▶ What is needed:
Return the records in full, exactly as given.
--- Begin Data rows ---
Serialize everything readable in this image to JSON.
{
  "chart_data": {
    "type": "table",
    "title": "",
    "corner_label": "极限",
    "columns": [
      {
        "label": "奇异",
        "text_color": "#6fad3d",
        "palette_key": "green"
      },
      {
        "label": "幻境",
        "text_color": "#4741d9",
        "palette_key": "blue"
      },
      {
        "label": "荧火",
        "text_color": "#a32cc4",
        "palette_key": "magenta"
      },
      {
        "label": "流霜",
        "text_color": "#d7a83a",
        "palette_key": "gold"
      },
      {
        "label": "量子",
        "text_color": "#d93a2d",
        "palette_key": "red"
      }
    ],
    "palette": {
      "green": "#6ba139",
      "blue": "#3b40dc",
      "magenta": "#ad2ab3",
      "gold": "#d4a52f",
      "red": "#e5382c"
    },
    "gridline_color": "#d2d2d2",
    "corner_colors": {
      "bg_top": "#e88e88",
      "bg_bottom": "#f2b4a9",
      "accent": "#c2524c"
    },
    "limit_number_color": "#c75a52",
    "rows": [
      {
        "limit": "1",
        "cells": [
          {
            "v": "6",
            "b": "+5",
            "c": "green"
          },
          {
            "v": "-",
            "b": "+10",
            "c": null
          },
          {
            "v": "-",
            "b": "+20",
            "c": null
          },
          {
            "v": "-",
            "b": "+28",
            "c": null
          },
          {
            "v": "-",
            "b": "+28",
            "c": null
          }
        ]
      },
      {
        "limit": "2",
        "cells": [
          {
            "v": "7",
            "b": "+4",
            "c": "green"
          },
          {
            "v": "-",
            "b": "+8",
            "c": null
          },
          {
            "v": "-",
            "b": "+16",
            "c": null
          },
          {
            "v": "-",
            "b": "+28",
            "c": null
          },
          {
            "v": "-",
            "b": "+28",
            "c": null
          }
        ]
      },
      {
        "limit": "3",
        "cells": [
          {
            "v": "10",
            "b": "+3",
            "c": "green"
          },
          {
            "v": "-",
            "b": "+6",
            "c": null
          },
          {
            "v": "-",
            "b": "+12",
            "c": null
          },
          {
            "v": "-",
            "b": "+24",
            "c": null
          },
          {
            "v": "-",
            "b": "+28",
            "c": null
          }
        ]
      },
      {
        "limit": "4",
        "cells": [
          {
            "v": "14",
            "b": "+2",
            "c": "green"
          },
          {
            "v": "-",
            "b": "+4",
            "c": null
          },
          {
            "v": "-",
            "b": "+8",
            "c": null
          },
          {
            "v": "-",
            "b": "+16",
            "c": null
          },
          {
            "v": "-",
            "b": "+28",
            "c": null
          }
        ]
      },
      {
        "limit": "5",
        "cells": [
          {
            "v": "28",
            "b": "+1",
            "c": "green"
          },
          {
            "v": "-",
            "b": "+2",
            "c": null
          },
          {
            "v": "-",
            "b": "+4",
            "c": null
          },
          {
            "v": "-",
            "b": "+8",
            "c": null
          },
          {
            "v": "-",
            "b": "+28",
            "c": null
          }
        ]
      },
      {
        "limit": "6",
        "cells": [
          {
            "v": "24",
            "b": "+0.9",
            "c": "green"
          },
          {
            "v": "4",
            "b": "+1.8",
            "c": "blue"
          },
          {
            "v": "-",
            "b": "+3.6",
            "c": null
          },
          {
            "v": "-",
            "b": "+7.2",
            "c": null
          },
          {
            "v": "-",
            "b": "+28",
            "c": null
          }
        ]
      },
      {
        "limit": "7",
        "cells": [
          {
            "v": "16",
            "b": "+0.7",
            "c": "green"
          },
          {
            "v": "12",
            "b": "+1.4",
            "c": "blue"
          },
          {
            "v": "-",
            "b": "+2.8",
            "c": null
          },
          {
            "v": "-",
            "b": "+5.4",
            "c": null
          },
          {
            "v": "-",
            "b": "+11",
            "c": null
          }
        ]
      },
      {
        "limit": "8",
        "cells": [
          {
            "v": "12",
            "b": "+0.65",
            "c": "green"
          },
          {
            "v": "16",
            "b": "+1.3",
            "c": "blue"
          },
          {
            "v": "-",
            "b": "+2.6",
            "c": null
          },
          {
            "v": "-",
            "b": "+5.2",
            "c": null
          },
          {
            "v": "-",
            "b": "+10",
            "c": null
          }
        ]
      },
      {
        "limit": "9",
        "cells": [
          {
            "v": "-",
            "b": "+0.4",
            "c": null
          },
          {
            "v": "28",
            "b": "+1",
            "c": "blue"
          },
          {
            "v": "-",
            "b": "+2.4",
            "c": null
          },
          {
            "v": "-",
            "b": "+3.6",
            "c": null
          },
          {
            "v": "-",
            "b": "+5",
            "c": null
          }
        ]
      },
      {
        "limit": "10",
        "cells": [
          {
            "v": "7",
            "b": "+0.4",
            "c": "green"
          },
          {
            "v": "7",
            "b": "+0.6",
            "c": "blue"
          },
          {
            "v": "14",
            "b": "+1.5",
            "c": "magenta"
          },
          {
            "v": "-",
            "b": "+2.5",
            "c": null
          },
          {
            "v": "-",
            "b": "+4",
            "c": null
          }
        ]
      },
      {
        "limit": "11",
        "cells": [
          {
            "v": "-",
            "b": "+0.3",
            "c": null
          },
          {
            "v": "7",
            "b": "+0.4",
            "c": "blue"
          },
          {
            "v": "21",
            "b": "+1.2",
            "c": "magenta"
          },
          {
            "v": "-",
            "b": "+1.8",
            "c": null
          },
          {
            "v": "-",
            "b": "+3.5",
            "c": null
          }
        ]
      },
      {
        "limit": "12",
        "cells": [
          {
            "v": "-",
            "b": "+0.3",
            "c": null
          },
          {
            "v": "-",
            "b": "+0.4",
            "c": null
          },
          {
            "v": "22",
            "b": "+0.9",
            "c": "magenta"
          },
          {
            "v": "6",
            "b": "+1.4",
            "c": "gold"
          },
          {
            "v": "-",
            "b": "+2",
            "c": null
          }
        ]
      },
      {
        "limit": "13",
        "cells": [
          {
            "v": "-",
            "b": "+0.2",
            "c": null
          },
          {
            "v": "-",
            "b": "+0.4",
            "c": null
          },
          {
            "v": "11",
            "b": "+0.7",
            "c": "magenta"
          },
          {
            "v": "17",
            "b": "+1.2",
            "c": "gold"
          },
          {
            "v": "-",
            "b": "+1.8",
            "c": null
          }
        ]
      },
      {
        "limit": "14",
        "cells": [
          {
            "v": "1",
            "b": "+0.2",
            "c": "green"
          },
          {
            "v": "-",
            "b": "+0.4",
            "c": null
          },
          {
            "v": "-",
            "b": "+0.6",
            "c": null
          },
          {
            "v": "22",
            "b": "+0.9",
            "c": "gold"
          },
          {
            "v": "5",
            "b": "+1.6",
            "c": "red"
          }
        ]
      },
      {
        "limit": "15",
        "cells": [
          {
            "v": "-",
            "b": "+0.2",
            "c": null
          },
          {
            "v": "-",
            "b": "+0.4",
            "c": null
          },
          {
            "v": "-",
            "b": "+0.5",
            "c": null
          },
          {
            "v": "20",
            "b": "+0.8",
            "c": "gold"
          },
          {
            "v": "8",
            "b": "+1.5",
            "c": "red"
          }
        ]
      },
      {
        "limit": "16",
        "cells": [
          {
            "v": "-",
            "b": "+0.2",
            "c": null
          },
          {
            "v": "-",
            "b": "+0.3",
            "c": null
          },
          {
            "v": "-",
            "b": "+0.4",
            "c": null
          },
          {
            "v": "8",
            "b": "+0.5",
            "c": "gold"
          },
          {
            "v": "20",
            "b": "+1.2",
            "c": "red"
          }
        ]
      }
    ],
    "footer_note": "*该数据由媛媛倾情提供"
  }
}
--- End Data rows ---
▶ Answer for the task:
Serialize everything readable in this image to JSON.
{
  "chart_data": {
    "type": "table",
    "title": "",
    "corner_label": "极限",
    "columns": [
      {
        "label": "奇异",
        "text_color": "#6fad3d",
        "palette_key": "green"
      },
      {
        "label": "幻境",
        "text_color": "#4741d9",
        "palette_key": "blue"
      },
      {
        "label": "荧火",
        "text_color": "#a32cc4",
        "palette_key": "magenta"
      },
      {
        "label": "流霜",
        "text_color": "#d7a83a",
        "palette_key": "gold"
      },
      {
        "label": "量子",
        "text_color": "#d93a2d",
        "palette_key": "red"
      }
    ],
    "palette": {
      "green": "#6ba139",
      "blue": "#3b40dc",
      "magenta": "#ad2ab3",
      "gold": "#d4a52f",
      "red": "#e5382c"
    },
    "gridline_color": "#d2d2d2",
    "corner_colors": {
      "bg_top": "#e88e88",
      "bg_bottom": "#f2b4a9",
      "accent": "#c2524c"
    },
    "limit_number_color": "#c75a52",
    "rows": [
      {
        "limit": "1",
        "cells": [
          {
            "v": "6",
            "b": "+5",
            "c": "green"
          },
          {
            "v": "-",
            "b": "+10",
            "c": null
          },
          {
            "v": "-",
            "b": "+20",
            "c": null
          },
          {
            "v": "-",
            "b": "+28",
            "c": null
          },
          {
            "v": "-",
            "b": "+28",
            "c": null
          }
        ]
      },
      {
        "limit": "2",
        "cells": [
          {
            "v": "7",
            "b": "+4",
            "c": "green"
          },
          {
            "v": "-",
            "b": "+8",
            "c": null
          },
          {
            "v": "-",
            "b": "+16",
            "c": null
          },
          {
            "v": "-",
            "b": "+28",
            "c": null
          },
          {
            "v": "-",
            "b": "+28",
            "c": null
          }
        ]
      },
      {
        "limit": "3",
        "cells": [
          {
            "v": "10",
            "b": "+3",
            "c": "green"
          },
          {
            "v": "-",
            "b": "+6",
            "c": null
          },
          {
            "v": "-",
            "b": "+12",
            "c": null
          },
          {
            "v": "-",
            "b": "+24",
            "c": null
          },
          {
            "v": "-",
            "b": "+28",
            "c": null
          }
        ]
      },
      {
        "limit": "4",
        "cells": [
          {
            "v": "14",
            "b": "+2",
            "c": "green"
          },
          {
            "v": "-",
            "b": "+4",
            "c": null
          },
          {
            "v": "-",
            "b": "+8",
            "c": null
          },
          {
            "v": "-",
            "b": "+16",
            "c": null
          },
          {
            "v": "-",
            "b": "+28",
            "c": null
          }
        ]
      },
      {
        "limit": "5",
        "cells": [
          {
            "v": "28",
            "b": "+1",
            "c": "green"
          },
          {
            "v": "-",
            "b": "+2",
            "c": null
          },
          {
            "v": "-",
            "b": "+4",
            "c": null
          },
          {
            "v": "-",
            "b": "+8",
            "c": null
          },
          {
            "v": "-",
            "b": "+28",
            "c": null
          }
        ]
      },
      {
        "limit": "6",
        "cells": [
          {
            "v": "24",
            "b": "+0.9",
            "c": "green"
          },
          {
            "v": "4",
            "b": "+1.8",
            "c": "blue"
          },
          {
            "v": "-",
            "b": "+3.6",
            "c": null
          },
          {
            "v": "-",
            "b": "+7.2",
            "c": null
          },
          {
            "v": "-",
            "b": "+28",
            "c": null
          }
        ]
      },
      {
        "limit": "7",
        "cells": [
          {
            "v": "16",
            "b": "+0.7",
            "c": "green"
          },
          {
            "v": "12",
            "b": "+1.4",
            "c": "blue"
          },
          {
            "v": "-",
            "b": "+2.8",
            "c": null
          },
          {
            "v": "-",
            "b": "+5.4",
            "c": null
          },
          {
            "v": "-",
            "b": "+11",
            "c": null
          }
        ]
      },
      {
        "limit": "8",
        "cells": [
          {
            "v": "12",
            "b": "+0.65",
            "c": "green"
          },
          {
            "v": "16",
            "b": "+1.3",
            "c": "blue"
          },
          {
            "v": "-",
            "b": "+2.6",
            "c": null
          },
          {
            "v": "-",
            "b": "+5.2",
            "c": null
          },
          {
            "v": "-",
            "b": "+10",
            "c": null
          }
        ]
      },
      {
        "limit": "9",
        "cells": [
          {
            "v": "-",
            "b": "+0.4",
            "c": null
          },
          {
            "v": "28",
            "b": "+1",
            "c": "blue"
          },
          {
            "v": "-",
            "b": "+2.4",
            "c": null
          },
          {
            "v": "-",
            "b": "+3.6",
            "c": null
          },
          {
            "v": "-",
            "b": "+5",
            "c": null
          }
        ]
      },
      {
        "limit": "10",
        "cells": [
          {
            "v": "7",
            "b": "+0.4",
            "c": "green"
          },
          {
            "v": "7",
            "b": "+0.6",
            "c": "blue"
          },
          {
            "v": "14",
            "b": "+1.5",
            "c": "magenta"
          },
          {
            "v": "-",
            "b": "+2.5",
            "c": null
          },
          {
            "v": "-",
            "b": "+4",
            "c": null
          }
        ]
      },
      {
        "limit": "11",
        "cells": [
          {
            "v": "-",
            "b": "+0.3",
            "c": null
          },
          {
            "v": "7",
            "b": "+0.4",
            "c": "blue"
          },
          {
            "v": "21",
            "b": "+1.2",
            "c": "magenta"
          },
          {
            "v": "-",
            "b": "+1.8",
            "c": null
          },
          {
            "v": "-",
            "b": "+3.5",
            "c": null
          }
        ]
      },
      {
        "limit": "12",
        "cells": [
          {
            "v": "-",
            "b": "+0.3",
            "c": null
          },
          {
            "v": "-",
            "b": "+0.4",
            "c": null
          },
          {
            "v": "22",
            "b": "+0.9",
            "c": "magenta"
          },
          {
            "v": "6",
            "b": "+1.4",
            "c": "gold"
          },
          {
            "v": "-",
            "b": "+2",
            "c": null
          }
        ]
      },
      {
        "limit": "13",
        "cells": [
          {
            "v": "-",
            "b": "+0.2",
            "c": null
          },
          {
            "v": "-",
            "b": "+0.4",
            "c": null
          },
          {
            "v": "11",
            "b": "+0.7",
            "c": "magenta"
          },
          {
            "v": "17",
            "b": "+1.2",
            "c": "gold"
          },
          {
            "v": "-",
            "b": "+1.8",
            "c": null
          }
        ]
      },
      {
        "limit": "14",
        "cells": [
          {
            "v": "1",
            "b": "+0.2",
            "c": "green"
          },
          {
            "v": "-",
            "b": "+0.4",
            "c": null
          },
          {
            "v": "-",
            "b": "+0.6",
            "c": null
          },
          {
            "v": "22",
            "b": "+0.9",
            "c": "gold"
          },
          {
            "v": "5",
            "b": "+1.6",
            "c": "red"
          }
        ]
      },
      {
        "limit": "15",
        "cells": [
          {
            "v": "-",
            "b": "+0.2",
            "c": null
          },
          {
            "v": "-",
            "b": "+0.4",
            "c": null
          },
          {
            "v": "-",
            "b": "+0.5",
            "c": null
          },
          {
            "v": "20",
            "b": "+0.8",
            "c": "gold"
          },
          {
            "v": "8",
            "b": "+1.5",
            "c": "red"
          }
        ]
      },
      {
        "limit": "16",
        "cells": [
          {
            "v": "-",
            "b": "+0.2",
            "c": null
          },
          {
            "v": "-",
            "b": "+0.3",
            "c": null
          },
          {
            "v": "-",
            "b": "+0.4",
            "c": null
          },
          {
            "v": "8",
            "b": "+0.5",
            "c": "gold"
          },
          {
            "v": "20",
            "b": "+1.2",
            "c": "red"
          }
        ]
      }
    ],
    "footer_note": "*该数据由媛媛倾情提供"
  }
}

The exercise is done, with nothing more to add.